→ **INSTRUCTIONS TO FOLLOW**
Repeat each record below exactly, dropping the pictures.

→ **RECORDS FOR THE EXERCISE**
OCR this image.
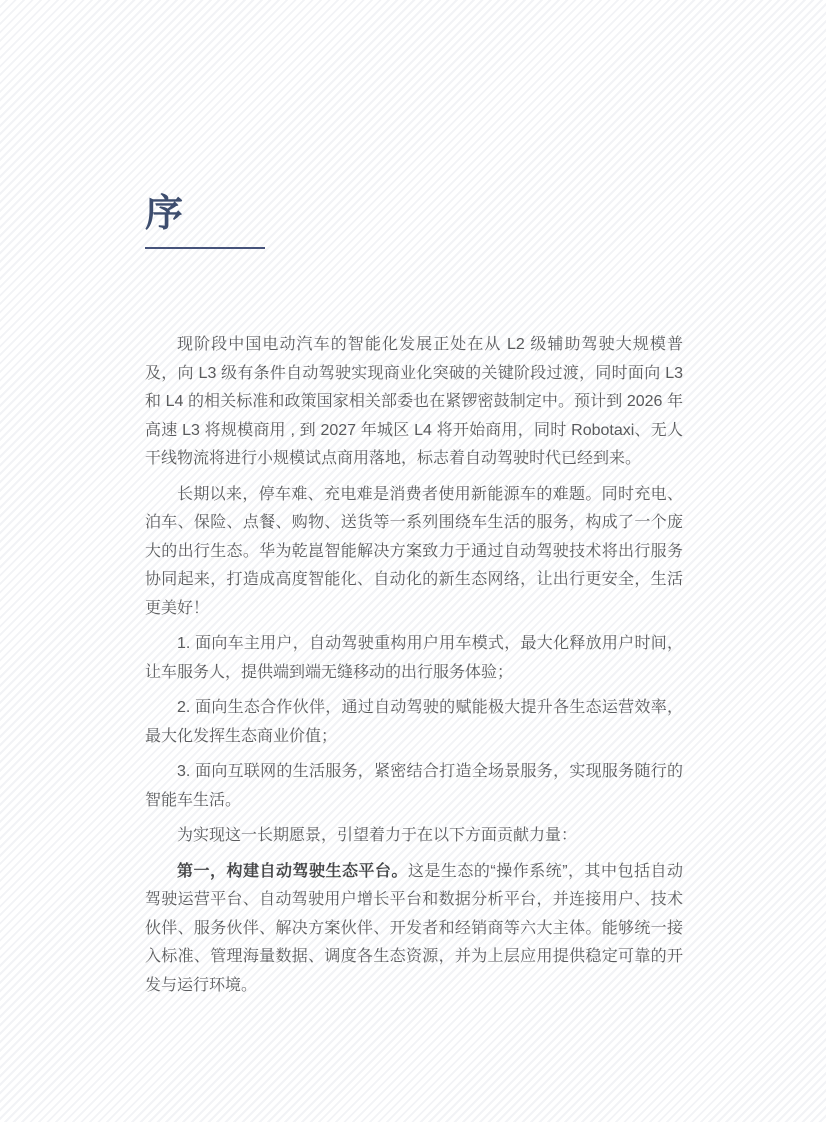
序

现阶段中国电动汽车的智能化发展正处在从 L2 级辅助驾驶大规模普及，向 L3 级有条件自动驾驶实现商业化突破的关键阶段过渡，同时面向 L3 和 L4 的相关标准和政策国家相关部委也在紧锣密鼓制定中。预计到 2026 年高速 L3 将规模商用 , 到 2027 年城区 L4 将开始商用，同时 Robotaxi、无人干线物流将进行小规模试点商用落地，标志着自动驾驶时代已经到来。

长期以来，停车难、充电难是消费者使用新能源车的难题。同时充电、泊车、保险、点餐、购物、送货等一系列围绕车生活的服务，构成了一个庞大的出行生态。华为乾崑智能解决方案致力于通过自动驾驶技术将出行服务协同起来，打造成高度智能化、自动化的新生态网络，让出行更安全，生活更美好！

1. 面向车主用户，自动驾驶重构用户用车模式，最大化释放用户时间，让车服务人，提供端到端无缝移动的出行服务体验；

2. 面向生态合作伙伴，通过自动驾驶的赋能极大提升各生态运营效率，最大化发挥生态商业价值；

3. 面向互联网的生活服务，紧密结合打造全场景服务，实现服务随行的智能车生活。

为实现这一长期愿景，引望着力于在以下方面贡献力量：

第一，构建自动驾驶生态平台。这是生态的“操作系统”，其中包括自动驾驶运营平台、自动驾驶用户增长平台和数据分析平台，并连接用户、技术伙伴、服务伙伴、解决方案伙伴、开发者和经销商等六大主体。能够统一接入标准、管理海量数据、调度各生态资源，并为上层应用提供稳定可靠的开发与运行环境。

→ **SOLUTION BELOW**
OCR this image.
序

现阶段中国电动汽车的智能化发展正处在从 L2 级辅助驾驶大规模普及，向 L3 级有条件自动驾驶实现商业化突破的关键阶段过渡，同时面向 L3 和 L4 的相关标准和政策国家相关部委也在紧锣密鼓制定中。预计到 2026 年高速 L3 将规模商用 , 到 2027 年城区 L4 将开始商用，同时 Robotaxi、无人干线物流将进行小规模试点商用落地，标志着自动驾驶时代已经到来。

长期以来，停车难、充电难是消费者使用新能源车的难题。同时充电、泊车、保险、点餐、购物、送货等一系列围绕车生活的服务，构成了一个庞大的出行生态。华为乾崑智能解决方案致力于通过自动驾驶技术将出行服务协同起来，打造成高度智能化、自动化的新生态网络，让出行更安全，生活更美好！

1. 面向车主用户，自动驾驶重构用户用车模式，最大化释放用户时间，让车服务人，提供端到端无缝移动的出行服务体验；

2. 面向生态合作伙伴，通过自动驾驶的赋能极大提升各生态运营效率，最大化发挥生态商业价值；

3. 面向互联网的生活服务，紧密结合打造全场景服务，实现服务随行的智能车生活。

为实现这一长期愿景，引望着力于在以下方面贡献力量：

第一，构建自动驾驶生态平台。这是生态的“操作系统”，其中包括自动驾驶运营平台、自动驾驶用户增长平台和数据分析平台，并连接用户、技术伙伴、服务伙伴、解决方案伙伴、开发者和经销商等六大主体。能够统一接入标准、管理海量数据、调度各生态资源，并为上层应用提供稳定可靠的开发与运行环境。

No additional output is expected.